### TASK STATEMENT
Your task is to copy the material exactly.

....................

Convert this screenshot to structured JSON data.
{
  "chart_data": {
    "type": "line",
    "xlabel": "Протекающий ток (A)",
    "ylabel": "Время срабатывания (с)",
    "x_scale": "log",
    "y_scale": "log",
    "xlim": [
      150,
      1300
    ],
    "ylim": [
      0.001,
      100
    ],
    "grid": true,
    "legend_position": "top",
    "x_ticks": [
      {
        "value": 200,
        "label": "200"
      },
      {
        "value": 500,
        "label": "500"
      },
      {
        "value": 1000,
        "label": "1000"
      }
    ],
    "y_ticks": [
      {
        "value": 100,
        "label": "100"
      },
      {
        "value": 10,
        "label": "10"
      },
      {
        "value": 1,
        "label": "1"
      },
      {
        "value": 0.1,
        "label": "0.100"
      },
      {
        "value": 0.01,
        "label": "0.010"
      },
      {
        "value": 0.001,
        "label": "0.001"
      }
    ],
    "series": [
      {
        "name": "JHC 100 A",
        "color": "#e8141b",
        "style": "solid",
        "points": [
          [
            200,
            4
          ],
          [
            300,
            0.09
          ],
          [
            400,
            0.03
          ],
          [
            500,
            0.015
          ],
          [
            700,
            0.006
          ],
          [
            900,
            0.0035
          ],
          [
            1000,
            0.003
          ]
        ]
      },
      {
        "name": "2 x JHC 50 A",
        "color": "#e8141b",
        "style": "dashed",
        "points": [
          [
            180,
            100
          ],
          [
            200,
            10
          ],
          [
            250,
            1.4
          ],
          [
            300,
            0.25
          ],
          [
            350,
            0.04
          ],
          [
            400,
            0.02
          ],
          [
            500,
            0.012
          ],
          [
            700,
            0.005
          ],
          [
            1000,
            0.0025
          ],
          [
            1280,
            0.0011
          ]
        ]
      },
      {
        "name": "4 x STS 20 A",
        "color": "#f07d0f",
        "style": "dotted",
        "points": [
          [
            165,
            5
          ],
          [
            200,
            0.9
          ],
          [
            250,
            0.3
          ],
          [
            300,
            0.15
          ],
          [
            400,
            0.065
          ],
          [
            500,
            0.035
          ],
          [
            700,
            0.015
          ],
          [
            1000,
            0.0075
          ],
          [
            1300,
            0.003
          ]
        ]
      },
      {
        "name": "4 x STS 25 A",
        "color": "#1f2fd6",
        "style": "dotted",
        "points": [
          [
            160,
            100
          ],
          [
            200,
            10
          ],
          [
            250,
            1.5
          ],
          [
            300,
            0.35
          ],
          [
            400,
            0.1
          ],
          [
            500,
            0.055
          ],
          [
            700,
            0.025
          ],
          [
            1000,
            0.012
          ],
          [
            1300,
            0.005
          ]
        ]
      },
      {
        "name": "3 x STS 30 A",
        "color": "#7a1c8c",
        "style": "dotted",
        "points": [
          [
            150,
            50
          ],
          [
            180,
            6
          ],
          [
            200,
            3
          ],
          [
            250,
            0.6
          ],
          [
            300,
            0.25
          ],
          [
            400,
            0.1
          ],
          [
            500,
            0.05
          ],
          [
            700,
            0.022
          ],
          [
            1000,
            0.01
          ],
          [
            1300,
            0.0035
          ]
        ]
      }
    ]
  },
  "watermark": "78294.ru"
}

....................

### CORRECT OUTPUT
Convert this screenshot to structured JSON data.
{
  "chart_data": {
    "type": "line",
    "xlabel": "Протекающий ток (A)",
    "ylabel": "Время срабатывания (с)",
    "x_scale": "log",
    "y_scale": "log",
    "xlim": [
      150,
      1300
    ],
    "ylim": [
      0.001,
      100
    ],
    "grid": true,
    "legend_position": "top",
    "x_ticks": [
      {
        "value": 200,
        "label": "200"
      },
      {
        "value": 500,
        "label": "500"
      },
      {
        "value": 1000,
        "label": "1000"
      }
    ],
    "y_ticks": [
      {
        "value": 100,
        "label": "100"
      },
      {
        "value": 10,
        "label": "10"
      },
      {
        "value": 1,
        "label": "1"
      },
      {
        "value": 0.1,
        "label": "0.100"
      },
      {
        "value": 0.01,
        "label": "0.010"
      },
      {
        "value": 0.001,
        "label": "0.001"
      }
    ],
    "series": [
      {
        "name": "JHC 100 A",
        "color": "#e8141b",
        "style": "solid",
        "points": [
          [
            200,
            4
          ],
          [
            300,
            0.09
          ],
          [
            400,
            0.03
          ],
          [
            500,
            0.015
          ],
          [
            700,
            0.006
          ],
          [
            900,
            0.0035
          ],
          [
            1000,
            0.003
          ]
        ]
      },
      {
        "name": "2 x JHC 50 A",
        "color": "#e8141b",
        "style": "dashed",
        "points": [
          [
            180,
            100
          ],
          [
            200,
            10
          ],
          [
            250,
            1.4
          ],
          [
            300,
            0.25
          ],
          [
            350,
            0.04
          ],
          [
            400,
            0.02
          ],
          [
            500,
            0.012
          ],
          [
            700,
            0.005
          ],
          [
            1000,
            0.0025
          ],
          [
            1280,
            0.0011
          ]
        ]
      },
      {
        "name": "4 x STS 20 A",
        "color": "#f07d0f",
        "style": "dotted",
        "points": [
          [
            165,
            5
          ],
          [
            200,
            0.9
          ],
          [
            250,
            0.3
          ],
          [
            300,
            0.15
          ],
          [
            400,
            0.065
          ],
          [
            500,
            0.035
          ],
          [
            700,
            0.015
          ],
          [
            1000,
            0.0075
          ],
          [
            1300,
            0.003
          ]
        ]
      },
      {
        "name": "4 x STS 25 A",
        "color": "#1f2fd6",
        "style": "dotted",
        "points": [
          [
            160,
            100
          ],
          [
            200,
            10
          ],
          [
            250,
            1.5
          ],
          [
            300,
            0.35
          ],
          [
            400,
            0.1
          ],
          [
            500,
            0.055
          ],
          [
            700,
            0.025
          ],
          [
            1000,
            0.012
          ],
          [
            1300,
            0.005
          ]
        ]
      },
      {
        "name": "3 x STS 30 A",
        "color": "#7a1c8c",
        "style": "dotted",
        "points": [
          [
            150,
            50
          ],
          [
            180,
            6
          ],
          [
            200,
            3
          ],
          [
            250,
            0.6
          ],
          [
            300,
            0.25
          ],
          [
            400,
            0.1
          ],
          [
            500,
            0.05
          ],
          [
            700,
            0.022
          ],
          [
            1000,
            0.01
          ],
          [
            1300,
            0.0035
          ]
        ]
      }
    ]
  },
  "watermark": "78294.ru"
}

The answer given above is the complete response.